THE PROBLEM >> Where a line of the material contains the string "Домен", copy that line.

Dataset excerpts

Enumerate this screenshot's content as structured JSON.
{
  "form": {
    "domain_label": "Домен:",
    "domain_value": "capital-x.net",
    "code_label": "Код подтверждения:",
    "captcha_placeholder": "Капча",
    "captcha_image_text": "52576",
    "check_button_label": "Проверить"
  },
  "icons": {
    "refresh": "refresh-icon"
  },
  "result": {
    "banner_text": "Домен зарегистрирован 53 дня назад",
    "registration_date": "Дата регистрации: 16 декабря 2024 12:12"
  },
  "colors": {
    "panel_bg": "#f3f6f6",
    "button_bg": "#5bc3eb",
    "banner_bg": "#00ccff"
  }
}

COMPLETED EXERCISE >>
    "domain_label": "Домен:",
    "banner_text": "Домен зарегистрирован 53 дня назад",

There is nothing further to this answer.